Take the entries below and print all of them exactly, please.

Extracted records
§
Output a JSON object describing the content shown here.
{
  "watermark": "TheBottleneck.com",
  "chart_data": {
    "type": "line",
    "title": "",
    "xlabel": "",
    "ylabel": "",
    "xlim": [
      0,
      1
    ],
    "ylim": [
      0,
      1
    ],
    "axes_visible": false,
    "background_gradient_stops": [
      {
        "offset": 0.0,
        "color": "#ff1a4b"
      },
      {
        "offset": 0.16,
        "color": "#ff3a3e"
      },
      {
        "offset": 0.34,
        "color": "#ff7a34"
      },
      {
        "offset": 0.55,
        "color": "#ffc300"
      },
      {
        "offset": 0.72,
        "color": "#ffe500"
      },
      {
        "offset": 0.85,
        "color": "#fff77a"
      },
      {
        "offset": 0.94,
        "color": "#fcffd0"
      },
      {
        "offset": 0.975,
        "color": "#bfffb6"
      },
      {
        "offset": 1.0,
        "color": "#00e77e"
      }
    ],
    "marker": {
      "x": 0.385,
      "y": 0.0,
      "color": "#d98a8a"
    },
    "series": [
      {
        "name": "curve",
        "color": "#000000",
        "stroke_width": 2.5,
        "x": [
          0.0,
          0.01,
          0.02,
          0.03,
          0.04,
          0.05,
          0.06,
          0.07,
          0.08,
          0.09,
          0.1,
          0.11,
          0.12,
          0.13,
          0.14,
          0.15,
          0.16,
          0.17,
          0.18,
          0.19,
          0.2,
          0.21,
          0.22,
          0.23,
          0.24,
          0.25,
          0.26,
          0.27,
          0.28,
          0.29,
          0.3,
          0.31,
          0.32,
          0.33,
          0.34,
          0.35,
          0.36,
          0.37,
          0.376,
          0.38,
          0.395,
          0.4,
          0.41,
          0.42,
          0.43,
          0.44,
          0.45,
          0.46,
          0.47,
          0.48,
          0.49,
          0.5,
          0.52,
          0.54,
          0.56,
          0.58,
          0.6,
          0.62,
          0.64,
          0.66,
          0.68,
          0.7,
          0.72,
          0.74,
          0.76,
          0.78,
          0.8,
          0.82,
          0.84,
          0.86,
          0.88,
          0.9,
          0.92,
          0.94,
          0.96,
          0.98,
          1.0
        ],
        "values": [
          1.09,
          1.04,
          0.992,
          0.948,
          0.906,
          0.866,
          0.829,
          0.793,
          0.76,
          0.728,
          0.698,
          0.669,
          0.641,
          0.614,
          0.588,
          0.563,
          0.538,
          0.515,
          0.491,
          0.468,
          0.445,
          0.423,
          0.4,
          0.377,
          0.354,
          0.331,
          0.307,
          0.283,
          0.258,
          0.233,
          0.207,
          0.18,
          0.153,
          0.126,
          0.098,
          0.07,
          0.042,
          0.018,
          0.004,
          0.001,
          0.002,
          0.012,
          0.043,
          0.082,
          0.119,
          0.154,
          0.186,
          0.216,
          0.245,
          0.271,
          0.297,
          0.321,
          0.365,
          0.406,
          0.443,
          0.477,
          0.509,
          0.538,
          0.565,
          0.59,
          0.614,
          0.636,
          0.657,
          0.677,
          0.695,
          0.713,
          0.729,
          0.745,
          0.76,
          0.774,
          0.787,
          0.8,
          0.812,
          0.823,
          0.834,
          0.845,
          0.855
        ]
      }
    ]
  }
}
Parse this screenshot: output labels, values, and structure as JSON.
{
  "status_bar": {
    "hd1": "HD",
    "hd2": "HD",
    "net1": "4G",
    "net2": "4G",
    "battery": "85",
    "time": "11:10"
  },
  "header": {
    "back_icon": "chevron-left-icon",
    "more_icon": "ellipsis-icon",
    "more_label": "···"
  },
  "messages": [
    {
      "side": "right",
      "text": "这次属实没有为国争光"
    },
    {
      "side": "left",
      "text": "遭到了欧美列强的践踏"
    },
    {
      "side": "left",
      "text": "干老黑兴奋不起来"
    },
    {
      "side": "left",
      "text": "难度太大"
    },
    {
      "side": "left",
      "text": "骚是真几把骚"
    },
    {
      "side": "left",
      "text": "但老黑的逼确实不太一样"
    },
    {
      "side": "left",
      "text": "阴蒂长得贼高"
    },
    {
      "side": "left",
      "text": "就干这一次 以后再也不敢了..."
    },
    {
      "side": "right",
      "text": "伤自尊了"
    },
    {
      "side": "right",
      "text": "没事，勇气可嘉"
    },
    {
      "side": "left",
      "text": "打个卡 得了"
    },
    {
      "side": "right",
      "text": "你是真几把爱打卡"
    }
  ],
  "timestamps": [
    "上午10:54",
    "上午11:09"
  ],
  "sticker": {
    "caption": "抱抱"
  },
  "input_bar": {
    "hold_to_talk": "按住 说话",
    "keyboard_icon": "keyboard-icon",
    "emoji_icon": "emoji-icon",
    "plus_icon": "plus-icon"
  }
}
§
= ANSWER TO THIS EXERCISE =
Output a JSON object describing the content shown here.
{
  "watermark": "TheBottleneck.com",
  "chart_data": {
    "type": "line",
    "title": "",
    "xlabel": "",
    "ylabel": "",
    "xlim": [
      0,
      1
    ],
    "ylim": [
      0,
      1
    ],
    "axes_visible": false,
    "background_gradient_stops": [
      {
        "offset": 0.0,
        "color": "#ff1a4b"
      },
      {
        "offset": 0.16,
        "color": "#ff3a3e"
      },
      {
        "offset": 0.34,
        "color": "#ff7a34"
      },
      {
        "offset": 0.55,
        "color": "#ffc300"
      },
      {
        "offset": 0.72,
        "color": "#ffe500"
      },
      {
        "offset": 0.85,
        "color": "#fff77a"
      },
      {
        "offset": 0.94,
        "color": "#fcffd0"
      },
      {
        "offset": 0.975,
        "color": "#bfffb6"
      },
      {
        "offset": 1.0,
        "color": "#00e77e"
      }
    ],
    "marker": {
      "x": 0.385,
      "y": 0.0,
      "color": "#d98a8a"
    },
    "series": [
      {
        "name": "curve",
        "color": "#000000",
        "stroke_width": 2.5,
        "x": [
          0.0,
          0.01,
          0.02,
          0.03,
          0.04,
          0.05,
          0.06,
          0.07,
          0.08,
          0.09,
          0.1,
          0.11,
          0.12,
          0.13,
          0.14,
          0.15,
          0.16,
          0.17,
          0.18,
          0.19,
          0.2,
          0.21,
          0.22,
          0.23,
          0.24,
          0.25,
          0.26,
          0.27,
          0.28,
          0.29,
          0.3,
          0.31,
          0.32,
          0.33,
          0.34,
          0.35,
          0.36,
          0.37,
          0.376,
          0.38,
          0.395,
          0.4,
          0.41,
          0.42,
          0.43,
          0.44,
          0.45,
          0.46,
          0.47,
          0.48,
          0.49,
          0.5,
          0.52,
          0.54,
          0.56,
          0.58,
          0.6,
          0.62,
          0.64,
          0.66,
          0.68,
          0.7,
          0.72,
          0.74,
          0.76,
          0.78,
          0.8,
          0.82,
          0.84,
          0.86,
          0.88,
          0.9,
          0.92,
          0.94,
          0.96,
          0.98,
          1.0
        ],
        "values": [
          1.09,
          1.04,
          0.992,
          0.948,
          0.906,
          0.866,
          0.829,
          0.793,
          0.76,
          0.728,
          0.698,
          0.669,
          0.641,
          0.614,
          0.588,
          0.563,
          0.538,
          0.515,
          0.491,
          0.468,
          0.445,
          0.423,
          0.4,
          0.377,
          0.354,
          0.331,
          0.307,
          0.283,
          0.258,
          0.233,
          0.207,
          0.18,
          0.153,
          0.126,
          0.098,
          0.07,
          0.042,
          0.018,
          0.004,
          0.001,
          0.002,
          0.012,
          0.043,
          0.082,
          0.119,
          0.154,
          0.186,
          0.216,
          0.245,
          0.271,
          0.297,
          0.321,
          0.365,
          0.406,
          0.443,
          0.477,
          0.509,
          0.538,
          0.565,
          0.59,
          0.614,
          0.636,
          0.657,
          0.677,
          0.695,
          0.713,
          0.729,
          0.745,
          0.76,
          0.774,
          0.787,
          0.8,
          0.812,
          0.823,
          0.834,
          0.845,
          0.855
        ]
      }
    ]
  }
}
Parse this screenshot: output labels, values, and structure as JSON.
{
  "status_bar": {
    "hd1": "HD",
    "hd2": "HD",
    "net1": "4G",
    "net2": "4G",
    "battery": "85",
    "time": "11:10"
  },
  "header": {
    "back_icon": "chevron-left-icon",
    "more_icon": "ellipsis-icon",
    "more_label": "···"
  },
  "messages": [
    {
      "side": "right",
      "text": "这次属实没有为国争光"
    },
    {
      "side": "left",
      "text": "遭到了欧美列强的践踏"
    },
    {
      "side": "left",
      "text": "干老黑兴奋不起来"
    },
    {
      "side": "left",
      "text": "难度太大"
    },
    {
      "side": "left",
      "text": "骚是真几把骚"
    },
    {
      "side": "left",
      "text": "但老黑的逼确实不太一样"
    },
    {
      "side": "left",
      "text": "阴蒂长得贼高"
    },
    {
      "side": "left",
      "text": "就干这一次 以后再也不敢了..."
    },
    {
      "side": "right",
      "text": "伤自尊了"
    },
    {
      "side": "right",
      "text": "没事，勇气可嘉"
    },
    {
      "side": "left",
      "text": "打个卡 得了"
    },
    {
      "side": "right",
      "text": "你是真几把爱打卡"
    }
  ],
  "timestamps": [
    "上午10:54",
    "上午11:09"
  ],
  "sticker": {
    "caption": "抱抱"
  },
  "input_bar": {
    "hold_to_talk": "按住 说话",
    "keyboard_icon": "keyboard-icon",
    "emoji_icon": "emoji-icon",
    "plus_icon": "plus-icon"
  }
}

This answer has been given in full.